## start GIVEN DATA

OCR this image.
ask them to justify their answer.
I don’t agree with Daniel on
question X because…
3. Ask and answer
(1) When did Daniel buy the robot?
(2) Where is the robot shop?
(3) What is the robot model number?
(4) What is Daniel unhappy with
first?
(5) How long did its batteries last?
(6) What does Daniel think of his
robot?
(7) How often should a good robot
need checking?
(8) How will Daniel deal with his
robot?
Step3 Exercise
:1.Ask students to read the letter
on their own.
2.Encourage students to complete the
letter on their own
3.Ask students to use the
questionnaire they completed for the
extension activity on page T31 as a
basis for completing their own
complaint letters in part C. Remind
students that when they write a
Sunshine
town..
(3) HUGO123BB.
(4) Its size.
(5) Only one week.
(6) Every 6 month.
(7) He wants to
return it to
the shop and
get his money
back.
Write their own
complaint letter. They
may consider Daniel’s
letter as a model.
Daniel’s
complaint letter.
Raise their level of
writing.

## end GIVEN DATA

* DIRECTIVE:
Extract all the entries word for word.

* ANSWER FOR THE TASK:
OCR this image.
ask them to justify their answer.
I don’t agree with Daniel on
question X because…
3. Ask and answer
(1) When did Daniel buy the robot?
(2) Where is the robot shop?
(3) What is the robot model number?
(4) What is Daniel unhappy with
first?
(5) How long did its batteries last?
(6) What does Daniel think of his
robot?
(7) How often should a good robot
need checking?
(8) How will Daniel deal with his
robot?
Step3 Exercise
:1.Ask students to read the letter
on their own.
2.Encourage students to complete the
letter on their own
3.Ask students to use the
questionnaire they completed for the
extension activity on page T31 as a
basis for completing their own
complaint letters in part C. Remind
students that when they write a
Sunshine
town..
(3) HUGO123BB.
(4) Its size.
(5) Only one week.
(6) Every 6 month.
(7) He wants to
return it to
the shop and
get his money
back.
Write their own
complaint letter. They
may consider Daniel’s
letter as a model.
Daniel’s
complaint letter.
Raise their level of
writing.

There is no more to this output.